### [Exercise description]
Type out every line below exactly as it reads.

════════════════════

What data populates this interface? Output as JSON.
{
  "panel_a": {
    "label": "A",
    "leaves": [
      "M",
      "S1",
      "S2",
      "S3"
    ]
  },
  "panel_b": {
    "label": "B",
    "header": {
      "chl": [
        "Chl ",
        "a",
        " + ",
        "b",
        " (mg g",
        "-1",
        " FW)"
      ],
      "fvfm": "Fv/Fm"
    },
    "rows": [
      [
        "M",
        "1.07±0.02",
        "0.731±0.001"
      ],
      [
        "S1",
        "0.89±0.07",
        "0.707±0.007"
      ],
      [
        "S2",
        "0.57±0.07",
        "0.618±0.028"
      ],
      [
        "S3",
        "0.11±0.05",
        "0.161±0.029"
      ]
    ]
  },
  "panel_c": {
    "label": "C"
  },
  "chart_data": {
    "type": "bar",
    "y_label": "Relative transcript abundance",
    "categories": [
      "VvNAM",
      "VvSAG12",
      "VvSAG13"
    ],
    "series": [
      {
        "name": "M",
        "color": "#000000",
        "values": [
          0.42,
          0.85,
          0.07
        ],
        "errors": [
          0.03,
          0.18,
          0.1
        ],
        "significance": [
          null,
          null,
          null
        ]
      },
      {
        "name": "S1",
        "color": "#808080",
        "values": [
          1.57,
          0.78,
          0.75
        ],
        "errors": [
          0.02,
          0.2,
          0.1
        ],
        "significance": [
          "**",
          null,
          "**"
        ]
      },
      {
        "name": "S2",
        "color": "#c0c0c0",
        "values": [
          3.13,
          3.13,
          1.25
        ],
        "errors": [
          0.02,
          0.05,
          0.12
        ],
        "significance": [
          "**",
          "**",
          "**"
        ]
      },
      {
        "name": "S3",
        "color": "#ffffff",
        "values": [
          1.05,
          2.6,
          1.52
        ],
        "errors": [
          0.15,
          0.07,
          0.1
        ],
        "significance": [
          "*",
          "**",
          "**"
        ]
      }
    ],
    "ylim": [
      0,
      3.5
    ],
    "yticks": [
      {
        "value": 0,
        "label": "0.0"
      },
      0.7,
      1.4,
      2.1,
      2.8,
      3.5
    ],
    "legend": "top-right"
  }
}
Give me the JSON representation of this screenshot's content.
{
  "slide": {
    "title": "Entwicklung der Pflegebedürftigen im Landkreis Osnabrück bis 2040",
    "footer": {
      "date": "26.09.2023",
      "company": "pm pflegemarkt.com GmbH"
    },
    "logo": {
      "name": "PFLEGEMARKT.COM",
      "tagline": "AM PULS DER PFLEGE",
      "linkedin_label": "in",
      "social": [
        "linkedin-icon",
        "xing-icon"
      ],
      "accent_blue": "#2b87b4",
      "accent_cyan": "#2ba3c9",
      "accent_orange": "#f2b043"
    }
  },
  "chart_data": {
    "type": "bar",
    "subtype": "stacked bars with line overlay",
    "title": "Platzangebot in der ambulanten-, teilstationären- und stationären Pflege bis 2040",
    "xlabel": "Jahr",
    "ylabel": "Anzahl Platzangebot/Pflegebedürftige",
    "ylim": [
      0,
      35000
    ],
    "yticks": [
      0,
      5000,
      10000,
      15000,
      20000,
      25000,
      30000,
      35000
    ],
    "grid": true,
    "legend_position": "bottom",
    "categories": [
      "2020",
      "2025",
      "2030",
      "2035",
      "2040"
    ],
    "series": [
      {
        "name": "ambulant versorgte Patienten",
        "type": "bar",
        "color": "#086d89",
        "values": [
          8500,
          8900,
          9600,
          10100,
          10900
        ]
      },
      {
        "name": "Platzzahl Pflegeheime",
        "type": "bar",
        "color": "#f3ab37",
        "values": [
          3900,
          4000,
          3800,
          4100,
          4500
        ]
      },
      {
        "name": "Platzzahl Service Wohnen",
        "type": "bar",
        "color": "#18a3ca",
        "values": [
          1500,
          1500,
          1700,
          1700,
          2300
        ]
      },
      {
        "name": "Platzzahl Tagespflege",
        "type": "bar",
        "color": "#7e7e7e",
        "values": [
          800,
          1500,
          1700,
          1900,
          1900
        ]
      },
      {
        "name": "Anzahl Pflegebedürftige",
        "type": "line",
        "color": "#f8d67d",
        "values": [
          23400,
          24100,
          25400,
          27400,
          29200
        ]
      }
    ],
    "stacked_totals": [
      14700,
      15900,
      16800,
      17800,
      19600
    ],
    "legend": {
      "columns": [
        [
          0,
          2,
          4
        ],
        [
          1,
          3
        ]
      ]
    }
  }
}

════════════════════

### [Response to this exercise]
What data populates this interface? Output as JSON.
{
  "panel_a": {
    "label": "A",
    "leaves": [
      "M",
      "S1",
      "S2",
      "S3"
    ]
  },
  "panel_b": {
    "label": "B",
    "header": {
      "chl": [
        "Chl ",
        "a",
        " + ",
        "b",
        " (mg g",
        "-1",
        " FW)"
      ],
      "fvfm": "Fv/Fm"
    },
    "rows": [
      [
        "M",
        "1.07±0.02",
        "0.731±0.001"
      ],
      [
        "S1",
        "0.89±0.07",
        "0.707±0.007"
      ],
      [
        "S2",
        "0.57±0.07",
        "0.618±0.028"
      ],
      [
        "S3",
        "0.11±0.05",
        "0.161±0.029"
      ]
    ]
  },
  "panel_c": {
    "label": "C"
  },
  "chart_data": {
    "type": "bar",
    "y_label": "Relative transcript abundance",
    "categories": [
      "VvNAM",
      "VvSAG12",
      "VvSAG13"
    ],
    "series": [
      {
        "name": "M",
        "color": "#000000",
        "values": [
          0.42,
          0.85,
          0.07
        ],
        "errors": [
          0.03,
          0.18,
          0.1
        ],
        "significance": [
          null,
          null,
          null
        ]
      },
      {
        "name": "S1",
        "color": "#808080",
        "values": [
          1.57,
          0.78,
          0.75
        ],
        "errors": [
          0.02,
          0.2,
          0.1
        ],
        "significance": [
          "**",
          null,
          "**"
        ]
      },
      {
        "name": "S2",
        "color": "#c0c0c0",
        "values": [
          3.13,
          3.13,
          1.25
        ],
        "errors": [
          0.02,
          0.05,
          0.12
        ],
        "significance": [
          "**",
          "**",
          "**"
        ]
      },
      {
        "name": "S3",
        "color": "#ffffff",
        "values": [
          1.05,
          2.6,
          1.52
        ],
        "errors": [
          0.15,
          0.07,
          0.1
        ],
        "significance": [
          "*",
          "**",
          "**"
        ]
      }
    ],
    "ylim": [
      0,
      3.5
    ],
    "yticks": [
      {
        "value": 0,
        "label": "0.0"
      },
      0.7,
      1.4,
      2.1,
      2.8,
      3.5
    ],
    "legend": "top-right"
  }
}
Give me the JSON representation of this screenshot's content.
{
  "slide": {
    "title": "Entwicklung der Pflegebedürftigen im Landkreis Osnabrück bis 2040",
    "footer": {
      "date": "26.09.2023",
      "company": "pm pflegemarkt.com GmbH"
    },
    "logo": {
      "name": "PFLEGEMARKT.COM",
      "tagline": "AM PULS DER PFLEGE",
      "linkedin_label": "in",
      "social": [
        "linkedin-icon",
        "xing-icon"
      ],
      "accent_blue": "#2b87b4",
      "accent_cyan": "#2ba3c9",
      "accent_orange": "#f2b043"
    }
  },
  "chart_data": {
    "type": "bar",
    "subtype": "stacked bars with line overlay",
    "title": "Platzangebot in der ambulanten-, teilstationären- und stationären Pflege bis 2040",
    "xlabel": "Jahr",
    "ylabel": "Anzahl Platzangebot/Pflegebedürftige",
    "ylim": [
      0,
      35000
    ],
    "yticks": [
      0,
      5000,
      10000,
      15000,
      20000,
      25000,
      30000,
      35000
    ],
    "grid": true,
    "legend_position": "bottom",
    "categories": [
      "2020",
      "2025",
      "2030",
      "2035",
      "2040"
    ],
    "series": [
      {
        "name": "ambulant versorgte Patienten",
        "type": "bar",
        "color": "#086d89",
        "values": [
          8500,
          8900,
          9600,
          10100,
          10900
        ]
      },
      {
        "name": "Platzzahl Pflegeheime",
        "type": "bar",
        "color": "#f3ab37",
        "values": [
          3900,
          4000,
          3800,
          4100,
          4500
        ]
      },
      {
        "name": "Platzzahl Service Wohnen",
        "type": "bar",
        "color": "#18a3ca",
        "values": [
          1500,
          1500,
          1700,
          1700,
          2300
        ]
      },
      {
        "name": "Platzzahl Tagespflege",
        "type": "bar",
        "color": "#7e7e7e",
        "values": [
          800,
          1500,
          1700,
          1900,
          1900
        ]
      },
      {
        "name": "Anzahl Pflegebedürftige",
        "type": "line",
        "color": "#f8d67d",
        "values": [
          23400,
          24100,
          25400,
          27400,
          29200
        ]
      }
    ],
    "stacked_totals": [
      14700,
      15900,
      16800,
      17800,
      19600
    ],
    "legend": {
      "columns": [
        [
          0,
          2,
          4
        ],
        [
          1,
          3
        ]
      ]
    }
  }
}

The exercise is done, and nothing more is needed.